Without omitting anything, retype the data that follows.
— START Provided material —
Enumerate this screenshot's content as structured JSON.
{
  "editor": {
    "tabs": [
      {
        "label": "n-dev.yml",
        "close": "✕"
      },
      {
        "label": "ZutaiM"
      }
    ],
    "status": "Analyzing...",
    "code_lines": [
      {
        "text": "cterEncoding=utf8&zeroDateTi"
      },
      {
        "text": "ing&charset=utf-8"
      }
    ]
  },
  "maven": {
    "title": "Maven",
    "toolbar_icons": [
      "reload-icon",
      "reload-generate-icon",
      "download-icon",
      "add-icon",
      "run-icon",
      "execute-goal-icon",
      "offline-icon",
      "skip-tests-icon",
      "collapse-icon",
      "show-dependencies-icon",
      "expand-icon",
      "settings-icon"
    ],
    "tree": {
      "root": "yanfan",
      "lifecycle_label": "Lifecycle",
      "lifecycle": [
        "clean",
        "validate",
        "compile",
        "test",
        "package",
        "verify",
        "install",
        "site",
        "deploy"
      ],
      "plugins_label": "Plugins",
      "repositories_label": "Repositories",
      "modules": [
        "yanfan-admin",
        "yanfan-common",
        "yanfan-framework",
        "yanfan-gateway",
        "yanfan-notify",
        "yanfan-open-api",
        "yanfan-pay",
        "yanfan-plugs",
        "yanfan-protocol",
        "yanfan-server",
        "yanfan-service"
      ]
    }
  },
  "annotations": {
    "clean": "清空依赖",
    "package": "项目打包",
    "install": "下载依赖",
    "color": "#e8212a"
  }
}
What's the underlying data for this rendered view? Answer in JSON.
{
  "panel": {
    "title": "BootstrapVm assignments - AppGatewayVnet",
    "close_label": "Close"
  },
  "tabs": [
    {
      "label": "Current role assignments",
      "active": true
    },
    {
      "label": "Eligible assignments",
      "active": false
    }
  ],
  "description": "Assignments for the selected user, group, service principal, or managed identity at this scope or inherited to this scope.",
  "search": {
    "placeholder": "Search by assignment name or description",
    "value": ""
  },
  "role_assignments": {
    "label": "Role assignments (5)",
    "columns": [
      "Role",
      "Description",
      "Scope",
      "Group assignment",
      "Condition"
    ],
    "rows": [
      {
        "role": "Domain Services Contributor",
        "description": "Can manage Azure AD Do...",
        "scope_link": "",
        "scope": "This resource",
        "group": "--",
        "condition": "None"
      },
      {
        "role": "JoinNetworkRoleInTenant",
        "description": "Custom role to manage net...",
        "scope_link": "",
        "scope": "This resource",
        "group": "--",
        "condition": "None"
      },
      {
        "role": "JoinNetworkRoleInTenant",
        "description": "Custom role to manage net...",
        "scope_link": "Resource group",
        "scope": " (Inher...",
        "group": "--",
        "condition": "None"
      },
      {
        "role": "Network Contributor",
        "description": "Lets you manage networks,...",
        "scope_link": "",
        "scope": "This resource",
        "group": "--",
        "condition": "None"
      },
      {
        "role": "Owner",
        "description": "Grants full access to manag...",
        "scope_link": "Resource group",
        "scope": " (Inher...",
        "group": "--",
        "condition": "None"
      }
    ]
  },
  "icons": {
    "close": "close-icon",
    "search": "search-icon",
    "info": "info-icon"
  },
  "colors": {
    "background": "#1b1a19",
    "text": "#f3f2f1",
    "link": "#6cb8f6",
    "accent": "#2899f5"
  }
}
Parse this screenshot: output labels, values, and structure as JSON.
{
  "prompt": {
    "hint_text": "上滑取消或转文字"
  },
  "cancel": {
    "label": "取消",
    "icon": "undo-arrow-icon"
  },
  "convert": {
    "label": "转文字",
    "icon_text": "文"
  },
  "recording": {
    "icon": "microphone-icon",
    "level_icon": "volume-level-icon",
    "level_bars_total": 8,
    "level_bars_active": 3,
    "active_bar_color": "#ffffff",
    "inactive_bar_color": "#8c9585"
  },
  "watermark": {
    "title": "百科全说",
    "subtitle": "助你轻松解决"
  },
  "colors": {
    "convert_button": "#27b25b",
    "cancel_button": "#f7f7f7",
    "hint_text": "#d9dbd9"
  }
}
— END Provided material —
» Task result:
Enumerate this screenshot's content as structured JSON.
{
  "editor": {
    "tabs": [
      {
        "label": "n-dev.yml",
        "close": "✕"
      },
      {
        "label": "ZutaiM"
      }
    ],
    "status": "Analyzing...",
    "code_lines": [
      {
        "text": "cterEncoding=utf8&zeroDateTi"
      },
      {
        "text": "ing&charset=utf-8"
      }
    ]
  },
  "maven": {
    "title": "Maven",
    "toolbar_icons": [
      "reload-icon",
      "reload-generate-icon",
      "download-icon",
      "add-icon",
      "run-icon",
      "execute-goal-icon",
      "offline-icon",
      "skip-tests-icon",
      "collapse-icon",
      "show-dependencies-icon",
      "expand-icon",
      "settings-icon"
    ],
    "tree": {
      "root": "yanfan",
      "lifecycle_label": "Lifecycle",
      "lifecycle": [
        "clean",
        "validate",
        "compile",
        "test",
        "package",
        "verify",
        "install",
        "site",
        "deploy"
      ],
      "plugins_label": "Plugins",
      "repositories_label": "Repositories",
      "modules": [
        "yanfan-admin",
        "yanfan-common",
        "yanfan-framework",
        "yanfan-gateway",
        "yanfan-notify",
        "yanfan-open-api",
        "yanfan-pay",
        "yanfan-plugs",
        "yanfan-protocol",
        "yanfan-server",
        "yanfan-service"
      ]
    }
  },
  "annotations": {
    "clean": "清空依赖",
    "package": "项目打包",
    "install": "下载依赖",
    "color": "#e8212a"
  }
}
What's the underlying data for this rendered view? Answer in JSON.
{
  "panel": {
    "title": "BootstrapVm assignments - AppGatewayVnet",
    "close_label": "Close"
  },
  "tabs": [
    {
      "label": "Current role assignments",
      "active": true
    },
    {
      "label": "Eligible assignments",
      "active": false
    }
  ],
  "description": "Assignments for the selected user, group, service principal, or managed identity at this scope or inherited to this scope.",
  "search": {
    "placeholder": "Search by assignment name or description",
    "value": ""
  },
  "role_assignments": {
    "label": "Role assignments (5)",
    "columns": [
      "Role",
      "Description",
      "Scope",
      "Group assignment",
      "Condition"
    ],
    "rows": [
      {
        "role": "Domain Services Contributor",
        "description": "Can manage Azure AD Do...",
        "scope_link": "",
        "scope": "This resource",
        "group": "--",
        "condition": "None"
      },
      {
        "role": "JoinNetworkRoleInTenant",
        "description": "Custom role to manage net...",
        "scope_link": "",
        "scope": "This resource",
        "group": "--",
        "condition": "None"
      },
      {
        "role": "JoinNetworkRoleInTenant",
        "description": "Custom role to manage net...",
        "scope_link": "Resource group",
        "scope": " (Inher...",
        "group": "--",
        "condition": "None"
      },
      {
        "role": "Network Contributor",
        "description": "Lets you manage networks,...",
        "scope_link": "",
        "scope": "This resource",
        "group": "--",
        "condition": "None"
      },
      {
        "role": "Owner",
        "description": "Grants full access to manag...",
        "scope_link": "Resource group",
        "scope": " (Inher...",
        "group": "--",
        "condition": "None"
      }
    ]
  },
  "icons": {
    "close": "close-icon",
    "search": "search-icon",
    "info": "info-icon"
  },
  "colors": {
    "background": "#1b1a19",
    "text": "#f3f2f1",
    "link": "#6cb8f6",
    "accent": "#2899f5"
  }
}
Parse this screenshot: output labels, values, and structure as JSON.
{
  "prompt": {
    "hint_text": "上滑取消或转文字"
  },
  "cancel": {
    "label": "取消",
    "icon": "undo-arrow-icon"
  },
  "convert": {
    "label": "转文字",
    "icon_text": "文"
  },
  "recording": {
    "icon": "microphone-icon",
    "level_icon": "volume-level-icon",
    "level_bars_total": 8,
    "level_bars_active": 3,
    "active_bar_color": "#ffffff",
    "inactive_bar_color": "#8c9585"
  },
  "watermark": {
    "title": "百科全说",
    "subtitle": "助你轻松解决"
  },
  "colors": {
    "convert_button": "#27b25b",
    "cancel_button": "#f7f7f7",
    "hint_text": "#d9dbd9"
  }
}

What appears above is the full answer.